— Aim —
Can you rename every "x-tick-label" in the rows below to "x-axis-label", leave everything else unchanged, and omit the pictures from your answer?

* START Listing *

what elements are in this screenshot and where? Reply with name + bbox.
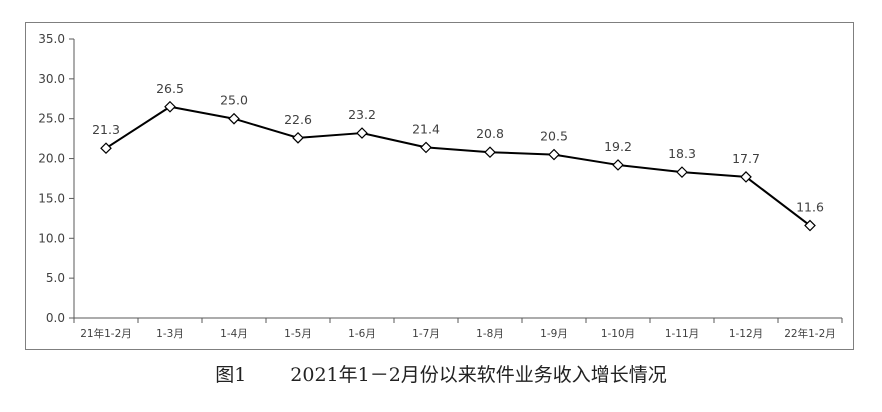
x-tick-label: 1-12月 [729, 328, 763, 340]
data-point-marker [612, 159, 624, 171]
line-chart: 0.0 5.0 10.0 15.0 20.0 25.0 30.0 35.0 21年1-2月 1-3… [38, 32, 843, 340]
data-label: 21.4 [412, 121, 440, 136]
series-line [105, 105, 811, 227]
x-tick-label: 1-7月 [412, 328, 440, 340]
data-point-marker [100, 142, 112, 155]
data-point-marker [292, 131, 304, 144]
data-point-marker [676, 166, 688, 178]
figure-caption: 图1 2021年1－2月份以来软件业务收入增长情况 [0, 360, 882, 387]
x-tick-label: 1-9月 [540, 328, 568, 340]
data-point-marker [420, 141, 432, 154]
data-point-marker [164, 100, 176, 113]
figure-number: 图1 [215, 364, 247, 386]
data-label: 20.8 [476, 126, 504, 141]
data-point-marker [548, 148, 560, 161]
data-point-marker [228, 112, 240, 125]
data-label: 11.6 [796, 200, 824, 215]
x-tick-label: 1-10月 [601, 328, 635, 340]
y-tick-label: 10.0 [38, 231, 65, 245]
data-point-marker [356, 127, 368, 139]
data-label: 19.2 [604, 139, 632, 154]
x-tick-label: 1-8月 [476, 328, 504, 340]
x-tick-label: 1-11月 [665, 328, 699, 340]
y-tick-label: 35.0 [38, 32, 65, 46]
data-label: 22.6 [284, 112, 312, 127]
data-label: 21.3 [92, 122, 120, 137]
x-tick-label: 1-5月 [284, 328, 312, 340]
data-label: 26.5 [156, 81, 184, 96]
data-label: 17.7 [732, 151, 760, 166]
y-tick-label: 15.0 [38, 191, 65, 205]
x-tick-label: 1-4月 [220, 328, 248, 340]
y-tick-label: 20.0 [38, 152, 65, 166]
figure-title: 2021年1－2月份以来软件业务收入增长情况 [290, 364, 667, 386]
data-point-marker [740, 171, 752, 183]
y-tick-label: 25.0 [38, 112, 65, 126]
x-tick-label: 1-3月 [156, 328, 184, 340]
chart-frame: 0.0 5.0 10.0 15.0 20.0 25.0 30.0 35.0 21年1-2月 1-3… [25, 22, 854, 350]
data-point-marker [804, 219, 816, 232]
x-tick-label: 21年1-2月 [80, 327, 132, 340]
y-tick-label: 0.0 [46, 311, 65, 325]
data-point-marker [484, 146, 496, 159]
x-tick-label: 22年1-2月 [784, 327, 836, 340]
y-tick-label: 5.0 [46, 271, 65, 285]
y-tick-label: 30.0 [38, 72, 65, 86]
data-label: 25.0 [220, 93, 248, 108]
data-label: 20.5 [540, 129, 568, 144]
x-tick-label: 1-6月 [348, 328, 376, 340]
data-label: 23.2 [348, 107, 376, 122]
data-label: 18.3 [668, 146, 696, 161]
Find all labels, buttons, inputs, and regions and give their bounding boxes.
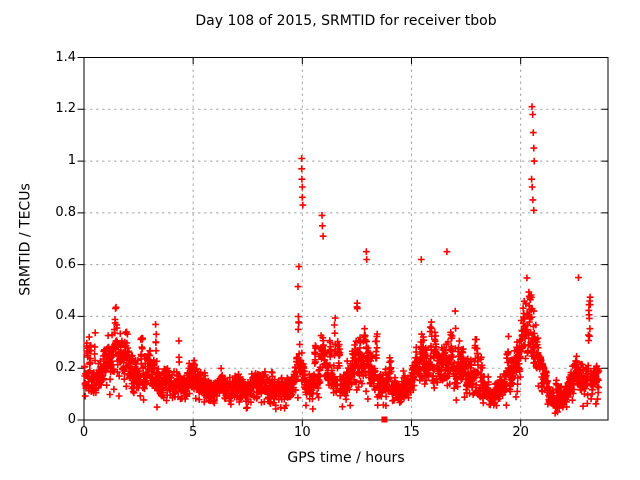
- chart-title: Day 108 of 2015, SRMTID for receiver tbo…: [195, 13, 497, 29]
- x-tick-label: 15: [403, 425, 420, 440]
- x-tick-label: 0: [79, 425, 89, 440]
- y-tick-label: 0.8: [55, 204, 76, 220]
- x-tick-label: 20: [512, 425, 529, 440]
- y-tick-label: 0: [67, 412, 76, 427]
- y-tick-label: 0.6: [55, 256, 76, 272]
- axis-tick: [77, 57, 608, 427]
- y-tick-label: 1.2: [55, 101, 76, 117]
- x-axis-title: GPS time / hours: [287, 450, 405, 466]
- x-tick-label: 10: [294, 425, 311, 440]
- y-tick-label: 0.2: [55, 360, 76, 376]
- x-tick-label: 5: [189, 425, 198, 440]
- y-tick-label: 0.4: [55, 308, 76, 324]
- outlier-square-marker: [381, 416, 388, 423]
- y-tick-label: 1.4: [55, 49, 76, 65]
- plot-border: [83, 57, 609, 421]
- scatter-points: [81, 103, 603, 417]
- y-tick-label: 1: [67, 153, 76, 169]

* END Listing *

— Written reply —
what elements are in this screenshot and where? Reply with name + bbox.
x-axis-label: 1-12月 [729, 328, 763, 340]
data-point-marker [612, 159, 624, 171]
line-chart: 0.0 5.0 10.0 15.0 20.0 25.0 30.0 35.0 21年1-2月 1-3… [38, 32, 843, 340]
data-label: 21.4 [412, 121, 440, 136]
series-line [105, 105, 811, 227]
x-axis-label: 1-7月 [412, 328, 440, 340]
data-point-marker [100, 142, 112, 155]
data-point-marker [292, 131, 304, 144]
data-point-marker [676, 166, 688, 178]
figure-caption: 图1 2021年1－2月份以来软件业务收入增长情况 [0, 360, 882, 387]
x-axis-label: 1-9月 [540, 328, 568, 340]
data-point-marker [420, 141, 432, 154]
data-point-marker [164, 100, 176, 113]
figure-number: 图1 [215, 364, 247, 386]
data-label: 20.8 [476, 126, 504, 141]
data-point-marker [548, 148, 560, 161]
data-point-marker [228, 112, 240, 125]
data-label: 11.6 [796, 200, 824, 215]
x-axis-label: 1-10月 [601, 328, 635, 340]
y-tick-label: 10.0 [38, 231, 65, 245]
data-point-marker [356, 127, 368, 139]
data-label: 19.2 [604, 139, 632, 154]
x-axis-label: 1-8月 [476, 328, 504, 340]
x-axis-label: 1-11月 [665, 328, 699, 340]
y-tick-label: 35.0 [38, 32, 65, 46]
data-label: 22.6 [284, 112, 312, 127]
data-label: 21.3 [92, 122, 120, 137]
x-axis-label: 1-5月 [284, 328, 312, 340]
data-label: 26.5 [156, 81, 184, 96]
data-label: 17.7 [732, 151, 760, 166]
y-tick-label: 15.0 [38, 191, 65, 205]
x-axis-label: 1-4月 [220, 328, 248, 340]
y-tick-label: 20.0 [38, 152, 65, 166]
figure-title: 2021年1－2月份以来软件业务收入增长情况 [290, 364, 667, 386]
data-point-marker [740, 171, 752, 183]
y-tick-label: 25.0 [38, 112, 65, 126]
x-axis-label: 1-3月 [156, 328, 184, 340]
chart-frame: 0.0 5.0 10.0 15.0 20.0 25.0 30.0 35.0 21年1-2月 1-3… [25, 22, 854, 350]
data-point-marker [804, 219, 816, 232]
x-axis-label: 21年1-2月 [80, 327, 132, 340]
y-tick-label: 0.0 [46, 311, 65, 325]
data-point-marker [484, 146, 496, 159]
x-axis-label: 22年1-2月 [784, 327, 836, 340]
y-tick-label: 5.0 [46, 271, 65, 285]
y-tick-label: 30.0 [38, 72, 65, 86]
data-label: 25.0 [220, 93, 248, 108]
data-label: 20.5 [540, 129, 568, 144]
x-axis-label: 1-6月 [348, 328, 376, 340]
data-label: 23.2 [348, 107, 376, 122]
data-label: 18.3 [668, 146, 696, 161]
Find all labels, buttons, inputs, and regions and give their bounding boxes.
- chart-title: Day 108 of 2015, SRMTID for receiver tbo…: [195, 13, 497, 29]
- x-axis-label: 15: [403, 425, 420, 440]
- x-axis-label: 0: [79, 425, 89, 440]
- y-tick-label: 0.8: [55, 204, 76, 220]
- x-axis-label: 20: [512, 425, 529, 440]
- y-tick-label: 0: [67, 412, 76, 427]
- y-tick-label: 0.6: [55, 256, 76, 272]
- axis-tick: [77, 57, 608, 427]
- y-tick-label: 1.2: [55, 101, 76, 117]
- x-axis-title: GPS time / hours: [287, 450, 405, 466]
- x-axis-label: 10: [294, 425, 311, 440]
- y-tick-label: 0.2: [55, 360, 76, 376]
- x-axis-label: 5: [189, 425, 198, 440]
- y-tick-label: 0.4: [55, 308, 76, 324]
- outlier-square-marker: [381, 416, 388, 423]
- y-tick-label: 1.4: [55, 49, 76, 65]
- plot-border: [83, 57, 609, 421]
- scatter-points: [81, 103, 603, 417]
- y-tick-label: 1: [67, 153, 76, 169]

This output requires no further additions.